-- BEGIN Input for this task --

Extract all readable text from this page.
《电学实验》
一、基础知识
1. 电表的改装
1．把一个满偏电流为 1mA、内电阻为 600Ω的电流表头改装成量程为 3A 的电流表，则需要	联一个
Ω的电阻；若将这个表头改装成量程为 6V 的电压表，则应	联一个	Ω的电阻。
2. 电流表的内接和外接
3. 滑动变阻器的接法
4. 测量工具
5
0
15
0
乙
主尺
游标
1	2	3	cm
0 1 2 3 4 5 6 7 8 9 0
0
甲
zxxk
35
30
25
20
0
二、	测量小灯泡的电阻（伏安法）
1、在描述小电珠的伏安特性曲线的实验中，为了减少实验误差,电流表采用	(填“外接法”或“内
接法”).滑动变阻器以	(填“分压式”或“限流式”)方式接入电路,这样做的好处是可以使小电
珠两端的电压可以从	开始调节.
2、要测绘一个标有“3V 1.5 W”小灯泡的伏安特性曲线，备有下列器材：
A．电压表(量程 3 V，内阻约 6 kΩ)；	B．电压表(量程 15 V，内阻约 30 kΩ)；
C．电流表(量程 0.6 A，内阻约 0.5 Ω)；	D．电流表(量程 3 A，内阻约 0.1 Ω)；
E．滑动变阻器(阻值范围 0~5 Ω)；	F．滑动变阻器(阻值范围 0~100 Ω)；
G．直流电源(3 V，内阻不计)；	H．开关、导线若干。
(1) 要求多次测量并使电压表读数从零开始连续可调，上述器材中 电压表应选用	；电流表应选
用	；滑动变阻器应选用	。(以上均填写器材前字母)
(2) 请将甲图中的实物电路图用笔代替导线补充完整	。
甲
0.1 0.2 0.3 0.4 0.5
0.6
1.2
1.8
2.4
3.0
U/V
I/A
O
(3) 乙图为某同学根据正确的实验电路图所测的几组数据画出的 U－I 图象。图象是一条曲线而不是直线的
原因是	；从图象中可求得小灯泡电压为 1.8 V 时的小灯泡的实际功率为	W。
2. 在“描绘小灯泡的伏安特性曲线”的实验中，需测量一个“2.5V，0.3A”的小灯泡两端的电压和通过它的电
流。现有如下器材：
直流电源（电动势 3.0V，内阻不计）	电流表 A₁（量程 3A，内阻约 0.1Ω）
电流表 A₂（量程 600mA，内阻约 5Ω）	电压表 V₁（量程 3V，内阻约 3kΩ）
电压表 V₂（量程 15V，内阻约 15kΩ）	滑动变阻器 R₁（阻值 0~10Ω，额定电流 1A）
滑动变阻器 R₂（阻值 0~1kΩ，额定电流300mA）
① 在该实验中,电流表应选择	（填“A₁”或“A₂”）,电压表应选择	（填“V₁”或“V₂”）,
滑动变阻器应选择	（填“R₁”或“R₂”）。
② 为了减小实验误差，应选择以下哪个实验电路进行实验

-- END Input for this task --

**Given instruction**.
From the entries above, select each line containing the string "直流电源".

**In response**.
G．直流电源(3 V，内阻不计)；	H．开关、导线若干。
直流电源（电动势 3.0V，内阻不计）	电流表 A₁（量程 3A，内阻约 0.1Ω）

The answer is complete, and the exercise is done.